Excerpted records>
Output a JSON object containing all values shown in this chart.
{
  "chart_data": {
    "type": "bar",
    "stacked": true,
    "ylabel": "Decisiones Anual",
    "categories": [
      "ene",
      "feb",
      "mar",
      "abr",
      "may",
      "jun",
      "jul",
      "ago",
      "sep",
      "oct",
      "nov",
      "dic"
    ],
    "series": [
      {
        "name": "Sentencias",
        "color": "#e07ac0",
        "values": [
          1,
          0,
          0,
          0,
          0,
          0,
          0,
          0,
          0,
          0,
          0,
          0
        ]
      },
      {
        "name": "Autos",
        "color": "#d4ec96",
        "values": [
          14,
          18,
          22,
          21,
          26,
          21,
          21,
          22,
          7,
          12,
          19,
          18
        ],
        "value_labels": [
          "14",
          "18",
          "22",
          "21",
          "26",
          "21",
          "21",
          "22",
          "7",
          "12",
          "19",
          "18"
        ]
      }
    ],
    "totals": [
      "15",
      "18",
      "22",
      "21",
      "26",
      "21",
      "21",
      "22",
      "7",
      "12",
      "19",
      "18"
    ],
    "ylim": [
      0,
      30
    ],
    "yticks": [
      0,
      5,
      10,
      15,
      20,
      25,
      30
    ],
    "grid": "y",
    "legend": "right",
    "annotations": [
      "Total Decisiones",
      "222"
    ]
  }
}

To be done>
Copy out the whole listing exactly.

Response>
Output a JSON object containing all values shown in this chart.
{
  "chart_data": {
    "type": "bar",
    "stacked": true,
    "ylabel": "Decisiones Anual",
    "categories": [
      "ene",
      "feb",
      "mar",
      "abr",
      "may",
      "jun",
      "jul",
      "ago",
      "sep",
      "oct",
      "nov",
      "dic"
    ],
    "series": [
      {
        "name": "Sentencias",
        "color": "#e07ac0",
        "values": [
          1,
          0,
          0,
          0,
          0,
          0,
          0,
          0,
          0,
          0,
          0,
          0
        ]
      },
      {
        "name": "Autos",
        "color": "#d4ec96",
        "values": [
          14,
          18,
          22,
          21,
          26,
          21,
          21,
          22,
          7,
          12,
          19,
          18
        ],
        "value_labels": [
          "14",
          "18",
          "22",
          "21",
          "26",
          "21",
          "21",
          "22",
          "7",
          "12",
          "19",
          "18"
        ]
      }
    ],
    "totals": [
      "15",
      "18",
      "22",
      "21",
      "26",
      "21",
      "21",
      "22",
      "7",
      "12",
      "19",
      "18"
    ],
    "ylim": [
      0,
      30
    ],
    "yticks": [
      0,
      5,
      10,
      15,
      20,
      25,
      30
    ],
    "grid": "y",
    "legend": "right",
    "annotations": [
      "Total Decisiones",
      "222"
    ]
  }
}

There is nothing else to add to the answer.